As Nigeria marks yet another democracy day on June 12, pundits have continued to evaluate the significance of that day to the nation’s struggle for freedom and representative governance.
Former President Muhammadu Buhari had, on June 6, 2018, declared June 12 as Nigeria’s democracy day instead of May 29.
The gesture was to honour late Chief M.K.O Abiola generally believed to have won the presidential polls held on June 12, 1993.
Buhari’s declaration followed many years of agitations by civil society groups who insisted that Abiola must be immortalised.
According to Buhari, the change was to remind Nigerians of the free election whose presumed winner, along with other Nigerians, were denied their rights and their choices.
Analysts have declared the election as one of the fairest in the nation’s democratic history, but Abiola, the acclaimed winner, was not sworn in as the election was annulled by then military leader, retired Gen. Ibrahim Babangida.
While fighting for the mandate, Abiola was detained over alleged treason and later died in prison.
The annulment of the election sparked a chain of reactions. In its quest to stifle voices that sought justice for Abiola, the military hurled many into detention while some were killed.
The military boots, however, did not stifle all as many groups continued the fight with many individuals escaping to Europe and America where they continued the agitations.

» Record extracts:
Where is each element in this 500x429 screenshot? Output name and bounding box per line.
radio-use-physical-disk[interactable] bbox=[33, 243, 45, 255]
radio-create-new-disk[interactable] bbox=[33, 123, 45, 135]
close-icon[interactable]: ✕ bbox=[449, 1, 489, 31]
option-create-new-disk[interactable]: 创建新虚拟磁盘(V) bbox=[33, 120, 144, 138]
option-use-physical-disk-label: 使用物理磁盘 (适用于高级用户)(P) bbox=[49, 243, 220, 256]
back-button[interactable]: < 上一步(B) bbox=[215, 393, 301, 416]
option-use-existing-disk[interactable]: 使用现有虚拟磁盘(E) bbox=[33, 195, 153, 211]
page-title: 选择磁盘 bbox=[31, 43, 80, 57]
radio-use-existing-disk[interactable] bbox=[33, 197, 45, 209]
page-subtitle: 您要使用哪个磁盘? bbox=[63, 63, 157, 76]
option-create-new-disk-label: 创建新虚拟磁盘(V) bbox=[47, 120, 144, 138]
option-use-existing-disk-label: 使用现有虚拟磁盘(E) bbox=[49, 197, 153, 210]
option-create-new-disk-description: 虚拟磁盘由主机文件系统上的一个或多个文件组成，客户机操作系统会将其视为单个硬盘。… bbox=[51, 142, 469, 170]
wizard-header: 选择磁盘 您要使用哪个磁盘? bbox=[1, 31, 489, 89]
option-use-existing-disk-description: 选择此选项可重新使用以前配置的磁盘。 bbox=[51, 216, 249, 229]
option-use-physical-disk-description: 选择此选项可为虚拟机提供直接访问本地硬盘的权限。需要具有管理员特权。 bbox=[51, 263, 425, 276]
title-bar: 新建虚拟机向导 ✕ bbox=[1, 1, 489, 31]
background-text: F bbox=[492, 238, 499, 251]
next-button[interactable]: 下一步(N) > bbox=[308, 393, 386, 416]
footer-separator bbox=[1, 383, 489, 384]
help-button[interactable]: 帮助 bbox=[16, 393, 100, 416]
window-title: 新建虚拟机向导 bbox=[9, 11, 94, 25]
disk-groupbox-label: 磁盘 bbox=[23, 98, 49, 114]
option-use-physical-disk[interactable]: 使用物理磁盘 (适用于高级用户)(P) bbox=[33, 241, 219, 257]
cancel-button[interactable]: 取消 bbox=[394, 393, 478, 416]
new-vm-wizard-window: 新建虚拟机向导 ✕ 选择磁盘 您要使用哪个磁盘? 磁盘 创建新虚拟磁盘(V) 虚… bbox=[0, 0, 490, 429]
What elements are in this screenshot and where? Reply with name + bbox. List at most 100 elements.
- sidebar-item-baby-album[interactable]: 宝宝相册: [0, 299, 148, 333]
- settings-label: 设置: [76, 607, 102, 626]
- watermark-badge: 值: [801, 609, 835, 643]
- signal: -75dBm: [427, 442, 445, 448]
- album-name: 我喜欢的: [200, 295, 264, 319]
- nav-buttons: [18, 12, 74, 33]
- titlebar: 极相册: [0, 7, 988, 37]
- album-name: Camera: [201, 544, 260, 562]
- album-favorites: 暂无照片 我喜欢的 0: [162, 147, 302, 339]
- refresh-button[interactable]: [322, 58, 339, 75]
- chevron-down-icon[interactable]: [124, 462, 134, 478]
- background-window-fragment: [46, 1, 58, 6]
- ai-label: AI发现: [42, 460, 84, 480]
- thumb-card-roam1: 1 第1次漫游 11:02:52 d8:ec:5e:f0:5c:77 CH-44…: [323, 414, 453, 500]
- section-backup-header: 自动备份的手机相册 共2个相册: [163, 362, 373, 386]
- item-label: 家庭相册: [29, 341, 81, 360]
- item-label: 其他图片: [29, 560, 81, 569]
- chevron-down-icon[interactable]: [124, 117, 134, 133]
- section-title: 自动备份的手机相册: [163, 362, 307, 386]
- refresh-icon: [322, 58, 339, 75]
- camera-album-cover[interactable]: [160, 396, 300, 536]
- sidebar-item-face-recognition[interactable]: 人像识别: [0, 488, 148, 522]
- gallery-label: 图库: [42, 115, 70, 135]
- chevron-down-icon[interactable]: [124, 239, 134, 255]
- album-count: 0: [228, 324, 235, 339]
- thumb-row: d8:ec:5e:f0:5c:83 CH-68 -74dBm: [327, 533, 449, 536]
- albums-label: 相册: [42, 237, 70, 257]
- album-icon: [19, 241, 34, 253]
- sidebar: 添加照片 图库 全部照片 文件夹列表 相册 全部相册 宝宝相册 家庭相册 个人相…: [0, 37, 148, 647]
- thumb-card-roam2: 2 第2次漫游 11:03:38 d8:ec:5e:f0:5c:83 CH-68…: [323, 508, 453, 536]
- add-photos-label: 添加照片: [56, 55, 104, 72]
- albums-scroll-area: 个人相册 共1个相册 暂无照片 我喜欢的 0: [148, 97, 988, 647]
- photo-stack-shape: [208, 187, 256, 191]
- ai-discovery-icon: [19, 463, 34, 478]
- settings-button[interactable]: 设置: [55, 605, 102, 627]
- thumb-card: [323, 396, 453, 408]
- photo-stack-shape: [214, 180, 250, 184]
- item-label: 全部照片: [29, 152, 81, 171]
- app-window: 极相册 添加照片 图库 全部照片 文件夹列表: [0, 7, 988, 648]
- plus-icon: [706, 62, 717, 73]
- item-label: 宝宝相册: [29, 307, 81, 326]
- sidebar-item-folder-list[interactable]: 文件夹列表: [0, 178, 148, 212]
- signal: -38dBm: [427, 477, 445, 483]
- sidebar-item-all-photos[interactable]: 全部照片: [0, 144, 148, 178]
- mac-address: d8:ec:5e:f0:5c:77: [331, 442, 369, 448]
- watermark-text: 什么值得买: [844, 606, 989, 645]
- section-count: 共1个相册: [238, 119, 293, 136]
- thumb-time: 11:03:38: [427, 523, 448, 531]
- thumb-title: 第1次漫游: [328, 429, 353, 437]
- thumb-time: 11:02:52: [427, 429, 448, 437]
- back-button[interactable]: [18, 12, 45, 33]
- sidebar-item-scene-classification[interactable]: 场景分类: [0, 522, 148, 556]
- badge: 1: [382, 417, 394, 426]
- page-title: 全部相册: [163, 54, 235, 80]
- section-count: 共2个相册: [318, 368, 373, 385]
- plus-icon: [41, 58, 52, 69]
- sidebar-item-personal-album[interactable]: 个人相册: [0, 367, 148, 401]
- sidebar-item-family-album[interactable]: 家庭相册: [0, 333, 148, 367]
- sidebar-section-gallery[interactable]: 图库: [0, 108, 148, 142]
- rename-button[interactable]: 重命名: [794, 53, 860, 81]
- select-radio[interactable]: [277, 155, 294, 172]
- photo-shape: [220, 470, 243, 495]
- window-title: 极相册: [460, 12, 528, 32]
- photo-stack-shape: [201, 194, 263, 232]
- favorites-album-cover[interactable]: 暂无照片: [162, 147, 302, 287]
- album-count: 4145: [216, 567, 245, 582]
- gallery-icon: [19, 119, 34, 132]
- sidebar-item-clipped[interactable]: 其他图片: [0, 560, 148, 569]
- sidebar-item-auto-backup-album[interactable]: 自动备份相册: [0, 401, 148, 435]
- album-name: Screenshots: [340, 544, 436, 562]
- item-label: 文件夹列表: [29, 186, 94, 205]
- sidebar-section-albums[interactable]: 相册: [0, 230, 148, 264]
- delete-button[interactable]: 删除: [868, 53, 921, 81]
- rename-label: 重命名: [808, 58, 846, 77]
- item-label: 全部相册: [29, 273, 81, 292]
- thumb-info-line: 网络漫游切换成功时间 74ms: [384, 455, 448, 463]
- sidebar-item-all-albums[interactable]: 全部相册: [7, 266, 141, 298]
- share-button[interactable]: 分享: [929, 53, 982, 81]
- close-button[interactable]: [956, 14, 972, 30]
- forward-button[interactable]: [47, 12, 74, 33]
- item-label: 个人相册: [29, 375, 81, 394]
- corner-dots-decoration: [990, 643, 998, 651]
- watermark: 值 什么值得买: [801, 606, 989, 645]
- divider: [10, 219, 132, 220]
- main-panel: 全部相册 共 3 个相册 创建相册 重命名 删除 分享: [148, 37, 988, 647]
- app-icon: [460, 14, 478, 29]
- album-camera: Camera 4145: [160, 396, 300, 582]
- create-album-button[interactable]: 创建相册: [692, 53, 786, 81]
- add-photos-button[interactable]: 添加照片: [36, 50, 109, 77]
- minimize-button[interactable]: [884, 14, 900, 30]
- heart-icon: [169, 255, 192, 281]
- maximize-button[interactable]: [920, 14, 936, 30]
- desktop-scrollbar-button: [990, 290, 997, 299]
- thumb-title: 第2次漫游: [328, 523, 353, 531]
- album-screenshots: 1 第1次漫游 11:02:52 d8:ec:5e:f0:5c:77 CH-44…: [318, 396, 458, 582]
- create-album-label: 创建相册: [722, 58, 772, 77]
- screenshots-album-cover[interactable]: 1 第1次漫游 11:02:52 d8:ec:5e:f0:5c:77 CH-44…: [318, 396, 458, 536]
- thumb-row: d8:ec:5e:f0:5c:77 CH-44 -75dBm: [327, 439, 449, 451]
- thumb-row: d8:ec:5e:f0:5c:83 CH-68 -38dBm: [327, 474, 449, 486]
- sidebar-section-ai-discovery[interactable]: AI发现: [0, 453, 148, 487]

» Problem to work on:
According to the text on Nigeria's democracy day, why was June 12 made the country's democracy day in place of May 29? Answer in one to three sentences.

» In response:
The change honored the late Chief M.K.O. Abiola, who is generally believed to have won the presidential election held on June 12, 1993. According to Buhari, it was also meant to remind Nigerians of that free election, whose presumed winner and other Nigerians were denied their rights and their choices.